Stated exercise: Every line with the string "Tolerance" should be gathered.

[Data entries]
═══

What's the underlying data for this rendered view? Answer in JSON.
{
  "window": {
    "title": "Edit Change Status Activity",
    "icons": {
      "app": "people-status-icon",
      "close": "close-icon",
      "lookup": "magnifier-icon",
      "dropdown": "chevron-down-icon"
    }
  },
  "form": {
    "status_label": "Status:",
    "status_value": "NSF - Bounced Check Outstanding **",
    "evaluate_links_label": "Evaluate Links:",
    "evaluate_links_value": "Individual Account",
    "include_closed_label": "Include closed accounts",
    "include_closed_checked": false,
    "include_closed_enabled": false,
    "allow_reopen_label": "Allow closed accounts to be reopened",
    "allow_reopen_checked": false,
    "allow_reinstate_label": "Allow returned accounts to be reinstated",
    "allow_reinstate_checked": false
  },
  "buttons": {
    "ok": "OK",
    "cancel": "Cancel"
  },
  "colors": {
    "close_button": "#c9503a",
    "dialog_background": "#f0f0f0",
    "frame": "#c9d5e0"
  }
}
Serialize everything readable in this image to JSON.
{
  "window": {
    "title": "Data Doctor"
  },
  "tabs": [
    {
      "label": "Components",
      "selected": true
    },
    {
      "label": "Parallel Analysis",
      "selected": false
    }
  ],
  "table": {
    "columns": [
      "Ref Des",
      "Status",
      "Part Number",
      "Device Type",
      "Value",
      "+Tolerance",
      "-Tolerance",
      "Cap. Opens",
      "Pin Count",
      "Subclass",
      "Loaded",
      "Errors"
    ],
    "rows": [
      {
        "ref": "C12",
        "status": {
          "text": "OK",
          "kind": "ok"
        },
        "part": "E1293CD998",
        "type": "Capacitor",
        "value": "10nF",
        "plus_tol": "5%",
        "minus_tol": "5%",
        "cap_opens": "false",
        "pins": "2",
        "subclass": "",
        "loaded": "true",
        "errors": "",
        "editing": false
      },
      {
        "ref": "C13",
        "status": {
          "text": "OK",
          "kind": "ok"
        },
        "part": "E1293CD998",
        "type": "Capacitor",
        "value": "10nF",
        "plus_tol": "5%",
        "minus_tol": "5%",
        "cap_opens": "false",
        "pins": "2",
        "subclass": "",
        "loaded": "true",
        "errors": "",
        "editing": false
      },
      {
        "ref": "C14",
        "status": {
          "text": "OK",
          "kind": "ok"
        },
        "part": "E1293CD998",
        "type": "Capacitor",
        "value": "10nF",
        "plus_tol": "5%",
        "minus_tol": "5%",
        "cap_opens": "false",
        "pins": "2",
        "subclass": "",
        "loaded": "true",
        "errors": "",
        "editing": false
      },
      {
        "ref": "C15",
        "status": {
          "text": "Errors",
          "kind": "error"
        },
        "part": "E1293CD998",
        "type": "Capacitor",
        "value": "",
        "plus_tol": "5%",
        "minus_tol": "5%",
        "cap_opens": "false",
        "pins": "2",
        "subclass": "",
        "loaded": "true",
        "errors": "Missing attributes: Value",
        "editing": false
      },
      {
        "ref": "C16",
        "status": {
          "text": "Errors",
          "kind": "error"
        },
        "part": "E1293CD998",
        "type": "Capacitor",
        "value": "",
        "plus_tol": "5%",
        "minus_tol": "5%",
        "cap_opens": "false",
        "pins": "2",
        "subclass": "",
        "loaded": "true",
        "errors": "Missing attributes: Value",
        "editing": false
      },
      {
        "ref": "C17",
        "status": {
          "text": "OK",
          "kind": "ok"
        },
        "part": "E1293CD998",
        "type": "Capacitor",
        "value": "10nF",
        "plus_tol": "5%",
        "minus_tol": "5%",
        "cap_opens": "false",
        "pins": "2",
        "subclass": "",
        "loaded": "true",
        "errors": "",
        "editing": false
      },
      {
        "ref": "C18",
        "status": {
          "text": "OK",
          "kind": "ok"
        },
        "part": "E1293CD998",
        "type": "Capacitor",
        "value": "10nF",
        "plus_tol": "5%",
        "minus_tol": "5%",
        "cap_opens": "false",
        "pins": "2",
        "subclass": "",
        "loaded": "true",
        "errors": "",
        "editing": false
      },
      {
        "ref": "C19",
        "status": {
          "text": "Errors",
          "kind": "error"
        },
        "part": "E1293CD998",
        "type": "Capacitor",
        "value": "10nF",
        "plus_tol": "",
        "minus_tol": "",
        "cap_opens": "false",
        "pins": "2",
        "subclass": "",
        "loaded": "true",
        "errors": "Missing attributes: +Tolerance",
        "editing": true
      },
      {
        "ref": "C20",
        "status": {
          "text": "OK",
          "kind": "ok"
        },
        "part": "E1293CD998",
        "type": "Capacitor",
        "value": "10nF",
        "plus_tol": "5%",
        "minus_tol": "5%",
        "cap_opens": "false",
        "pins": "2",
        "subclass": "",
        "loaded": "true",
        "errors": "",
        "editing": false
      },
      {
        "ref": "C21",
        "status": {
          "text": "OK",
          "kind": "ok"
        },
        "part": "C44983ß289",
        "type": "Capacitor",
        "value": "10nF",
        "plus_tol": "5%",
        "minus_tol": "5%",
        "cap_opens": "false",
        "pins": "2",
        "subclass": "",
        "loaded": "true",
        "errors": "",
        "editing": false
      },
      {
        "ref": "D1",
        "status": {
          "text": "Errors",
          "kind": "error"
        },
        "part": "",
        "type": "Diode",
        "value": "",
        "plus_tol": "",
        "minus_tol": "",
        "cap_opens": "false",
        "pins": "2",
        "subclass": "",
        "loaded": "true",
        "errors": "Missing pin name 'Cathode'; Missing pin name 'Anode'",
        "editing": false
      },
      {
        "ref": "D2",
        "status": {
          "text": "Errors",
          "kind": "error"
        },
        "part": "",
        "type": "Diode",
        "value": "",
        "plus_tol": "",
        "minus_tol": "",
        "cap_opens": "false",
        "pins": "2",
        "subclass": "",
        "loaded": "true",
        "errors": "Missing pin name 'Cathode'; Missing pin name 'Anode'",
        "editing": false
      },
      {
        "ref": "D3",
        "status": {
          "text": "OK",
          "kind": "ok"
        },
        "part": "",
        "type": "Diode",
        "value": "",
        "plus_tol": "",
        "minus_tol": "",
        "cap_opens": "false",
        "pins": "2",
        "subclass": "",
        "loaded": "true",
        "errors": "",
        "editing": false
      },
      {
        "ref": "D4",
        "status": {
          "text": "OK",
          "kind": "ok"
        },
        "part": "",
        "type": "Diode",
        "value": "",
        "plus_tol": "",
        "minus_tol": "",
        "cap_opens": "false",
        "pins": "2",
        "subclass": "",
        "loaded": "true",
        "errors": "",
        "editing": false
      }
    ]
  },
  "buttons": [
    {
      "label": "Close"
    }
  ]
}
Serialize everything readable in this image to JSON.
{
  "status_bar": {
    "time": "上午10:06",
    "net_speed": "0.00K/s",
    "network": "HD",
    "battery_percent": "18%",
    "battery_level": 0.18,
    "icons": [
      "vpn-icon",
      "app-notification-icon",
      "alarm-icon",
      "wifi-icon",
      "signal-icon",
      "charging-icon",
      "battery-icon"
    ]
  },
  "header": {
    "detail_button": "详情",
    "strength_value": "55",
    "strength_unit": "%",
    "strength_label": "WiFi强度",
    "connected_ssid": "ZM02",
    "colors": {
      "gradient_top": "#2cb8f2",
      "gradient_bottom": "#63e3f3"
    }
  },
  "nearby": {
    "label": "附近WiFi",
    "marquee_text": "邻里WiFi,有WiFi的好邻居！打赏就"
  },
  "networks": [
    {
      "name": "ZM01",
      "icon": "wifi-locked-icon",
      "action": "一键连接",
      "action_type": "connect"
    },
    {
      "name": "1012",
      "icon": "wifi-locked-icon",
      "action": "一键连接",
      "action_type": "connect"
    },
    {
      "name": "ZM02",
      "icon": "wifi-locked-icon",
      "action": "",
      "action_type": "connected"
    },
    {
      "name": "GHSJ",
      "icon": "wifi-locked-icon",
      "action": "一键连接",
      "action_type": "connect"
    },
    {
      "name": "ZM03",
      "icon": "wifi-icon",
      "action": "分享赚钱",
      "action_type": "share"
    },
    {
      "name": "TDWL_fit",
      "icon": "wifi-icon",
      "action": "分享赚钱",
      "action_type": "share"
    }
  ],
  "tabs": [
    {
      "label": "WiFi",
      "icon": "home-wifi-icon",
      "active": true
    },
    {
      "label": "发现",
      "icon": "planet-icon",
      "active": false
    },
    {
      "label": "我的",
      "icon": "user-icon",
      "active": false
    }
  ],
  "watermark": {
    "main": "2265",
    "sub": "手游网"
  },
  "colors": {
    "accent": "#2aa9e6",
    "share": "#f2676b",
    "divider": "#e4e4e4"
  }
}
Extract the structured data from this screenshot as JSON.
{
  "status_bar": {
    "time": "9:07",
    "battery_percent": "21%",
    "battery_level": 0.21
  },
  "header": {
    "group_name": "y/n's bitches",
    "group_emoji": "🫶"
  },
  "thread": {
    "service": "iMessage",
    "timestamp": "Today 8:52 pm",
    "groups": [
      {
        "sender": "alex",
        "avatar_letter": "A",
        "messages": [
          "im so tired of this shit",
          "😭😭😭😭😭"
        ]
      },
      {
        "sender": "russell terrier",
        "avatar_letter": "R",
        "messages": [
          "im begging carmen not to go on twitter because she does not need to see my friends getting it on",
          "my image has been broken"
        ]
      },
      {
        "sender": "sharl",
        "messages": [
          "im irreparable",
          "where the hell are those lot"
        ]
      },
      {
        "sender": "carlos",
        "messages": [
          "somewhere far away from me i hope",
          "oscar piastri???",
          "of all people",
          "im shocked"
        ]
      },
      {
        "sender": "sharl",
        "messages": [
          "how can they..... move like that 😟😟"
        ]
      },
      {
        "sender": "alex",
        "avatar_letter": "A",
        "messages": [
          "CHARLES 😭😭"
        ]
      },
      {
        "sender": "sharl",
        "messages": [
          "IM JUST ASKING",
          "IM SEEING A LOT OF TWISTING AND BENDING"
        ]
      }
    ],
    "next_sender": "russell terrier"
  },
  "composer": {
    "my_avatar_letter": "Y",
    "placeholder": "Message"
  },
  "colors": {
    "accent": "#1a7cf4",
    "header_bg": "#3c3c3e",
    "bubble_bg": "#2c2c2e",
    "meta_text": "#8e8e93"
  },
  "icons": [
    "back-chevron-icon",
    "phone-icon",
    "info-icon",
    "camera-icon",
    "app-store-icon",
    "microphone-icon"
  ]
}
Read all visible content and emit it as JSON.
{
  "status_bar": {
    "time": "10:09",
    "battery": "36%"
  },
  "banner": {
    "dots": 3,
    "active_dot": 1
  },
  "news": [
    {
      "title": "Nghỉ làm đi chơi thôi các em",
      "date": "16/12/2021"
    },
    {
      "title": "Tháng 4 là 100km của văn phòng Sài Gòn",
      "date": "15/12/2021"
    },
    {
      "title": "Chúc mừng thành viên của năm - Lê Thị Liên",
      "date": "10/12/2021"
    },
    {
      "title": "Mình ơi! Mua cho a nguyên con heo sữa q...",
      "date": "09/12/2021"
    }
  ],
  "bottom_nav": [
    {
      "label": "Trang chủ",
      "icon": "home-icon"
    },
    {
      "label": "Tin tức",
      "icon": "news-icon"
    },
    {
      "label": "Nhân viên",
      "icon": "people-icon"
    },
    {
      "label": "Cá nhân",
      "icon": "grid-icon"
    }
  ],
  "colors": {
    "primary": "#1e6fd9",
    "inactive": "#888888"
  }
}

═══

Correct output:
      "+Tolerance",
      "-Tolerance",
        "errors": "Missing attributes: +Tolerance",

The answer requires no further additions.